- Short problem: Write out the full listing exactly as given, minus the images.

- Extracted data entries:
..........

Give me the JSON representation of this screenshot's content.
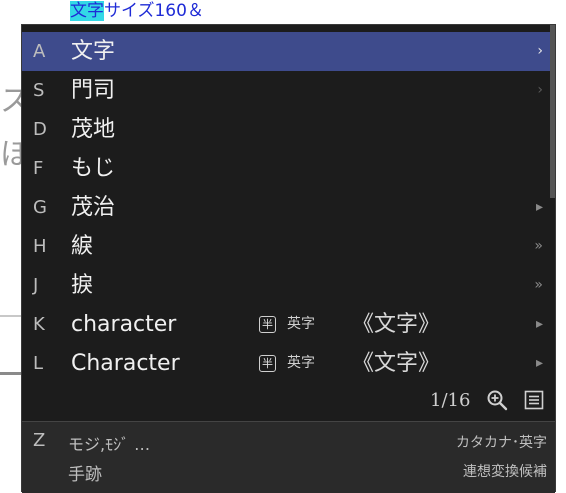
{
  "document": {
    "composition_highlight": "文字",
    "composition_rest": "サイズ160＆",
    "left_fragments": [
      "ス",
      "ほ"
    ]
  },
  "popup": {
    "candidates": [
      {
        "key": "A",
        "text": "文字",
        "badge": "",
        "category": "",
        "reference": "",
        "arrow": "›",
        "selected": true
      },
      {
        "key": "S",
        "text": "門司",
        "badge": "",
        "category": "",
        "reference": "",
        "arrow": "›"
      },
      {
        "key": "D",
        "text": "茂地",
        "badge": "",
        "category": "",
        "reference": "",
        "arrow": ""
      },
      {
        "key": "F",
        "text": "もじ",
        "badge": "",
        "category": "",
        "reference": "",
        "arrow": ""
      },
      {
        "key": "G",
        "text": "茂治",
        "badge": "",
        "category": "",
        "reference": "",
        "arrow": "▸"
      },
      {
        "key": "H",
        "text": "綟",
        "badge": "",
        "category": "",
        "reference": "",
        "arrow": "»"
      },
      {
        "key": "J",
        "text": "捩",
        "badge": "",
        "category": "",
        "reference": "",
        "arrow": "»"
      },
      {
        "key": "K",
        "text": "character",
        "badge": "半",
        "category": "英字",
        "reference": "《文字》",
        "arrow": "▸"
      },
      {
        "key": "L",
        "text": "Character",
        "badge": "半",
        "category": "英字",
        "reference": "《文字》",
        "arrow": "▸"
      }
    ],
    "page_counter": "1/16",
    "icons": {
      "zoom": "zoom-in-icon",
      "list": "list-icon"
    },
    "sub_panel": {
      "key": "Z",
      "reading": "モジ,ﾓｼﾞ …",
      "note": "手跡",
      "label_type": "カタカナ･英字",
      "label_assoc": "連想変換候補"
    },
    "colors": {
      "selected_bg": "#3e4b8c",
      "popup_bg": "#1c1c1c",
      "highlight": "#33d8e6",
      "doc_text": "#1f2bd6"
    }
  }
}
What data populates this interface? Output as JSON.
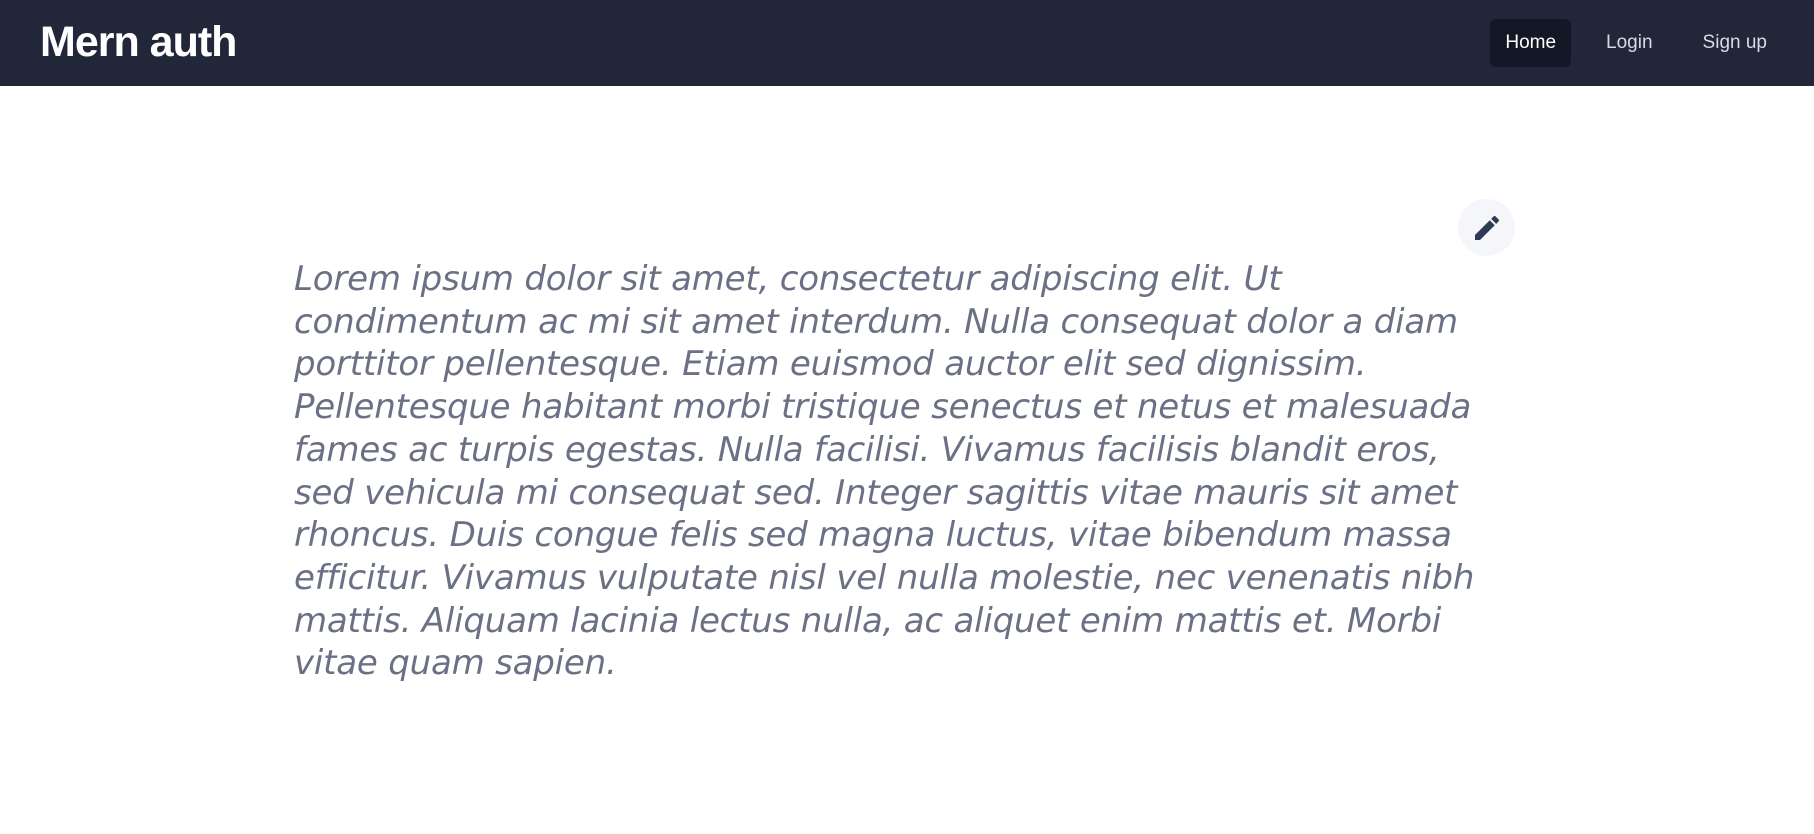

..........

- Answer below:
Give me the JSON representation of this screenshot's content.
{
  "document": {
    "composition_highlight": "文字",
    "composition_rest": "サイズ160＆",
    "left_fragments": [
      "ス",
      "ほ"
    ]
  },
  "popup": {
    "candidates": [
      {
        "key": "A",
        "text": "文字",
        "badge": "",
        "category": "",
        "reference": "",
        "arrow": "›",
        "selected": true
      },
      {
        "key": "S",
        "text": "門司",
        "badge": "",
        "category": "",
        "reference": "",
        "arrow": "›"
      },
      {
        "key": "D",
        "text": "茂地",
        "badge": "",
        "category": "",
        "reference": "",
        "arrow": ""
      },
      {
        "key": "F",
        "text": "もじ",
        "badge": "",
        "category": "",
        "reference": "",
        "arrow": ""
      },
      {
        "key": "G",
        "text": "茂治",
        "badge": "",
        "category": "",
        "reference": "",
        "arrow": "▸"
      },
      {
        "key": "H",
        "text": "綟",
        "badge": "",
        "category": "",
        "reference": "",
        "arrow": "»"
      },
      {
        "key": "J",
        "text": "捩",
        "badge": "",
        "category": "",
        "reference": "",
        "arrow": "»"
      },
      {
        "key": "K",
        "text": "character",
        "badge": "半",
        "category": "英字",
        "reference": "《文字》",
        "arrow": "▸"
      },
      {
        "key": "L",
        "text": "Character",
        "badge": "半",
        "category": "英字",
        "reference": "《文字》",
        "arrow": "▸"
      }
    ],
    "page_counter": "1/16",
    "icons": {
      "zoom": "zoom-in-icon",
      "list": "list-icon"
    },
    "sub_panel": {
      "key": "Z",
      "reading": "モジ,ﾓｼﾞ …",
      "note": "手跡",
      "label_type": "カタカナ･英字",
      "label_assoc": "連想変換候補"
    },
    "colors": {
      "selected_bg": "#3e4b8c",
      "popup_bg": "#1c1c1c",
      "highlight": "#33d8e6",
      "doc_text": "#1f2bd6"
    }
  }
}
What data populates this interface? Output as JSON.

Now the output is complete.